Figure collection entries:
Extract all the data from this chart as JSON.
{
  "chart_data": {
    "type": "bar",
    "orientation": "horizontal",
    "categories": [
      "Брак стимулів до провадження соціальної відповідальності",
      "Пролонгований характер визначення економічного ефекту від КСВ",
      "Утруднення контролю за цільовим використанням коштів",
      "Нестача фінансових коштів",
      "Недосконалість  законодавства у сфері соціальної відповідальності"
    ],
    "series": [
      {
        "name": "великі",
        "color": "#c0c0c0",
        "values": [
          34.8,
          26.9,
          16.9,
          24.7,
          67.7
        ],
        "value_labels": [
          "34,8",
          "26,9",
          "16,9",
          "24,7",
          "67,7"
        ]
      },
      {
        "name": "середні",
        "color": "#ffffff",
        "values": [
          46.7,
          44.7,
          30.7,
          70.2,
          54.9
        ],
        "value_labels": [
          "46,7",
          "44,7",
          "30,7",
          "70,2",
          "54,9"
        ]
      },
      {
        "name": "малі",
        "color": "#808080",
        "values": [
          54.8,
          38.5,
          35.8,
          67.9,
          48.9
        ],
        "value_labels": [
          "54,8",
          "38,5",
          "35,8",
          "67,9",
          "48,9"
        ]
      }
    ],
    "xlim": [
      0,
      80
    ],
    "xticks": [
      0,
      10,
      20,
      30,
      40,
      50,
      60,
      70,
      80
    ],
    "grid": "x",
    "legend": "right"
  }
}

### REQUIREMENT
Display every line of the listing that contains the string "color".

### WRITTEN ANSWER
        "color": "#c0c0c0",
        "color": "#ffffff",
        "color": "#808080",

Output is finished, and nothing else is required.